* _Entries from a dataset_

++++++++++

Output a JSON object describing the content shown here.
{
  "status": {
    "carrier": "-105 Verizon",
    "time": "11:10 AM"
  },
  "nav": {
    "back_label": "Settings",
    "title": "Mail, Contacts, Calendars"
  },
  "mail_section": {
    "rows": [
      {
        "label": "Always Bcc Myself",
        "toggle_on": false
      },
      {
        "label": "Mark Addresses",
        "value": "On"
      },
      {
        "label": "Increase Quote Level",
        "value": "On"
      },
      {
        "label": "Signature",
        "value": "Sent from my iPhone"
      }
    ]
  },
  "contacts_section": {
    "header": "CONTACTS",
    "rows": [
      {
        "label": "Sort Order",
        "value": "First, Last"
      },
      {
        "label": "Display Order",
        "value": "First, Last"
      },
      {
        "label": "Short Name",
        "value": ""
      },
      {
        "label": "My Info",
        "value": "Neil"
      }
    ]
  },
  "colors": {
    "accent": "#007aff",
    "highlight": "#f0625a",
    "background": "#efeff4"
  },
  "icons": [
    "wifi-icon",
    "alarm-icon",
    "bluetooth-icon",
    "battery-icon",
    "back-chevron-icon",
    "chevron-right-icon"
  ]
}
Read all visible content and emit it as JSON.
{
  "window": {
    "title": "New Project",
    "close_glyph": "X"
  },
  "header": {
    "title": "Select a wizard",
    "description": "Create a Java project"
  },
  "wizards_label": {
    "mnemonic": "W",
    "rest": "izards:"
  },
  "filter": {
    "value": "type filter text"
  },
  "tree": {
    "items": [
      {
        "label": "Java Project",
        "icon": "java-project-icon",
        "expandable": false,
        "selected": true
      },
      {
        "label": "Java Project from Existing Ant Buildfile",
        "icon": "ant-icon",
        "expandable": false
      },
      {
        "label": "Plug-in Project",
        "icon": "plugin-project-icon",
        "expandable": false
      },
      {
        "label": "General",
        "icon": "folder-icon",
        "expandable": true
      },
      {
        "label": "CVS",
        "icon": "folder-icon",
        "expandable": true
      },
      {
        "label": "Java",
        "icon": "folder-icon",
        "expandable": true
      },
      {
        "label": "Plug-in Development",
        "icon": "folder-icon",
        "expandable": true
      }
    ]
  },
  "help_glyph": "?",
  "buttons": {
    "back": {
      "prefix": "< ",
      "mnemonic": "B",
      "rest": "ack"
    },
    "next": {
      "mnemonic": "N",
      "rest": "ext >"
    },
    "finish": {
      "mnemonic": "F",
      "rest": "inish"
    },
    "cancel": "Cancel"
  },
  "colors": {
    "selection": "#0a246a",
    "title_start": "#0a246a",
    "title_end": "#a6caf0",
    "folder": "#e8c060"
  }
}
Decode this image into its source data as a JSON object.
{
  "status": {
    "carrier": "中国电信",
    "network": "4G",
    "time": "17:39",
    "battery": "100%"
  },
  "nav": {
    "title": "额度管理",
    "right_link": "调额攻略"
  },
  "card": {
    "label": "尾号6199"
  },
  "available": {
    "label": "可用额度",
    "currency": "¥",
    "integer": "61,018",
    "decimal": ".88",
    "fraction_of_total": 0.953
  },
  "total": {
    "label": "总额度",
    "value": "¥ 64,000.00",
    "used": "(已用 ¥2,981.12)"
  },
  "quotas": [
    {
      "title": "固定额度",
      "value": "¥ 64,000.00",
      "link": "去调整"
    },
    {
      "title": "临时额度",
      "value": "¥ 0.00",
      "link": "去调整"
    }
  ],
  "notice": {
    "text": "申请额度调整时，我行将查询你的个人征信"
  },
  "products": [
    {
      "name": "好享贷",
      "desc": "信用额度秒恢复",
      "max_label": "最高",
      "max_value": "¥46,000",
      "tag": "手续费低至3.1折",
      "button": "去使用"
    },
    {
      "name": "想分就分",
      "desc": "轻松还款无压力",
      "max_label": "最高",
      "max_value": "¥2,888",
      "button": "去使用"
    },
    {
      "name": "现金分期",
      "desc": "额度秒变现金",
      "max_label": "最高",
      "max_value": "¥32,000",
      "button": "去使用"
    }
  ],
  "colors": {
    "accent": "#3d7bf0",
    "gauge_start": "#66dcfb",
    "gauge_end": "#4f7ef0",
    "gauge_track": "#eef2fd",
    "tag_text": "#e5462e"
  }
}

++++++++++

* _SET EXERCISE_
Each line of the listing should be copied exactly.

* _EXPECTED ANSWER_
Output a JSON object describing the content shown here.
{
  "status": {
    "carrier": "-105 Verizon",
    "time": "11:10 AM"
  },
  "nav": {
    "back_label": "Settings",
    "title": "Mail, Contacts, Calendars"
  },
  "mail_section": {
    "rows": [
      {
        "label": "Always Bcc Myself",
        "toggle_on": false
      },
      {
        "label": "Mark Addresses",
        "value": "On"
      },
      {
        "label": "Increase Quote Level",
        "value": "On"
      },
      {
        "label": "Signature",
        "value": "Sent from my iPhone"
      }
    ]
  },
  "contacts_section": {
    "header": "CONTACTS",
    "rows": [
      {
        "label": "Sort Order",
        "value": "First, Last"
      },
      {
        "label": "Display Order",
        "value": "First, Last"
      },
      {
        "label": "Short Name",
        "value": ""
      },
      {
        "label": "My Info",
        "value": "Neil"
      }
    ]
  },
  "colors": {
    "accent": "#007aff",
    "highlight": "#f0625a",
    "background": "#efeff4"
  },
  "icons": [
    "wifi-icon",
    "alarm-icon",
    "bluetooth-icon",
    "battery-icon",
    "back-chevron-icon",
    "chevron-right-icon"
  ]
}
Read all visible content and emit it as JSON.
{
  "window": {
    "title": "New Project",
    "close_glyph": "X"
  },
  "header": {
    "title": "Select a wizard",
    "description": "Create a Java project"
  },
  "wizards_label": {
    "mnemonic": "W",
    "rest": "izards:"
  },
  "filter": {
    "value": "type filter text"
  },
  "tree": {
    "items": [
      {
        "label": "Java Project",
        "icon": "java-project-icon",
        "expandable": false,
        "selected": true
      },
      {
        "label": "Java Project from Existing Ant Buildfile",
        "icon": "ant-icon",
        "expandable": false
      },
      {
        "label": "Plug-in Project",
        "icon": "plugin-project-icon",
        "expandable": false
      },
      {
        "label": "General",
        "icon": "folder-icon",
        "expandable": true
      },
      {
        "label": "CVS",
        "icon": "folder-icon",
        "expandable": true
      },
      {
        "label": "Java",
        "icon": "folder-icon",
        "expandable": true
      },
      {
        "label": "Plug-in Development",
        "icon": "folder-icon",
        "expandable": true
      }
    ]
  },
  "help_glyph": "?",
  "buttons": {
    "back": {
      "prefix": "< ",
      "mnemonic": "B",
      "rest": "ack"
    },
    "next": {
      "mnemonic": "N",
      "rest": "ext >"
    },
    "finish": {
      "mnemonic": "F",
      "rest": "inish"
    },
    "cancel": "Cancel"
  },
  "colors": {
    "selection": "#0a246a",
    "title_start": "#0a246a",
    "title_end": "#a6caf0",
    "folder": "#e8c060"
  }
}
Decode this image into its source data as a JSON object.
{
  "status": {
    "carrier": "中国电信",
    "network": "4G",
    "time": "17:39",
    "battery": "100%"
  },
  "nav": {
    "title": "额度管理",
    "right_link": "调额攻略"
  },
  "card": {
    "label": "尾号6199"
  },
  "available": {
    "label": "可用额度",
    "currency": "¥",
    "integer": "61,018",
    "decimal": ".88",
    "fraction_of_total": 0.953
  },
  "total": {
    "label": "总额度",
    "value": "¥ 64,000.00",
    "used": "(已用 ¥2,981.12)"
  },
  "quotas": [
    {
      "title": "固定额度",
      "value": "¥ 64,000.00",
      "link": "去调整"
    },
    {
      "title": "临时额度",
      "value": "¥ 0.00",
      "link": "去调整"
    }
  ],
  "notice": {
    "text": "申请额度调整时，我行将查询你的个人征信"
  },
  "products": [
    {
      "name": "好享贷",
      "desc": "信用额度秒恢复",
      "max_label": "最高",
      "max_value": "¥46,000",
      "tag": "手续费低至3.1折",
      "button": "去使用"
    },
    {
      "name": "想分就分",
      "desc": "轻松还款无压力",
      "max_label": "最高",
      "max_value": "¥2,888",
      "button": "去使用"
    },
    {
      "name": "现金分期",
      "desc": "额度秒变现金",
      "max_label": "最高",
      "max_value": "¥32,000",
      "button": "去使用"
    }
  ],
  "colors": {
    "accent": "#3d7bf0",
    "gauge_start": "#66dcfb",
    "gauge_end": "#4f7ef0",
    "gauge_track": "#eef2fd",
    "tag_text": "#e5462e"
  }
}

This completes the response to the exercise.